:: RECORDED DATA ::

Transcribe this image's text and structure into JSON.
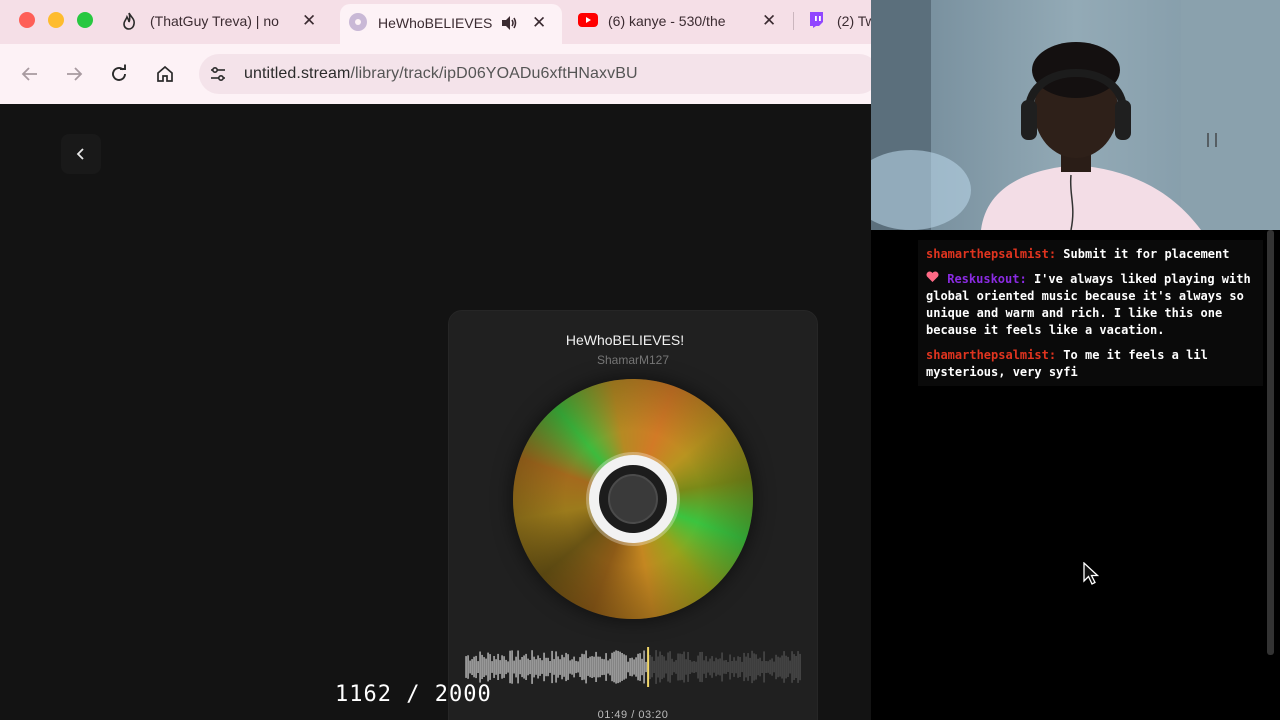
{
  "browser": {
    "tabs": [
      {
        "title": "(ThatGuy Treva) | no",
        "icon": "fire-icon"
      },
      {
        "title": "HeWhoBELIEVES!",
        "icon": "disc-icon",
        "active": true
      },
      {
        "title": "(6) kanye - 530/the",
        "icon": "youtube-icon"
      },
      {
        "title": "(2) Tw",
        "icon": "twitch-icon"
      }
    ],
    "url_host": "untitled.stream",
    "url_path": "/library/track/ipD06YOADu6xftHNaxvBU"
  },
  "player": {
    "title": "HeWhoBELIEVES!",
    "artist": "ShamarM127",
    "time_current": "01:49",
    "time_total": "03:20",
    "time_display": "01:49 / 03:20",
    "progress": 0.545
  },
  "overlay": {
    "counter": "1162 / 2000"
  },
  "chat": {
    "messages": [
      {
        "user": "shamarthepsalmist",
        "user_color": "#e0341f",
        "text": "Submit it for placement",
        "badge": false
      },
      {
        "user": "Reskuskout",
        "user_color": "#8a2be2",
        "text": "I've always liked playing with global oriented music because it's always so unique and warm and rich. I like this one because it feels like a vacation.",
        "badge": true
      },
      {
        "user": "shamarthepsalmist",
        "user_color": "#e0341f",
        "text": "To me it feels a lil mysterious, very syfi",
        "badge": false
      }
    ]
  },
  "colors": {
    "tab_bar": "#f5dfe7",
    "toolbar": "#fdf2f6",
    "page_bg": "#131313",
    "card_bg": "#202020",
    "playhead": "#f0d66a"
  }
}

:::

→ TASK INSTRUCTIONS: All of the data needs repeating exactly, but the pictures do not.

→ ANSWER:
Transcribe this image's text and structure into JSON.
{
  "browser": {
    "tabs": [
      {
        "title": "(ThatGuy Treva) | no",
        "icon": "fire-icon"
      },
      {
        "title": "HeWhoBELIEVES!",
        "icon": "disc-icon",
        "active": true
      },
      {
        "title": "(6) kanye - 530/the",
        "icon": "youtube-icon"
      },
      {
        "title": "(2) Tw",
        "icon": "twitch-icon"
      }
    ],
    "url_host": "untitled.stream",
    "url_path": "/library/track/ipD06YOADu6xftHNaxvBU"
  },
  "player": {
    "title": "HeWhoBELIEVES!",
    "artist": "ShamarM127",
    "time_current": "01:49",
    "time_total": "03:20",
    "time_display": "01:49 / 03:20",
    "progress": 0.545
  },
  "overlay": {
    "counter": "1162 / 2000"
  },
  "chat": {
    "messages": [
      {
        "user": "shamarthepsalmist",
        "user_color": "#e0341f",
        "text": "Submit it for placement",
        "badge": false
      },
      {
        "user": "Reskuskout",
        "user_color": "#8a2be2",
        "text": "I've always liked playing with global oriented music because it's always so unique and warm and rich. I like this one because it feels like a vacation.",
        "badge": true
      },
      {
        "user": "shamarthepsalmist",
        "user_color": "#e0341f",
        "text": "To me it feels a lil mysterious, very syfi",
        "badge": false
      }
    ]
  },
  "colors": {
    "tab_bar": "#f5dfe7",
    "toolbar": "#fdf2f6",
    "page_bg": "#131313",
    "card_bg": "#202020",
    "playhead": "#f0d66a"
  }
}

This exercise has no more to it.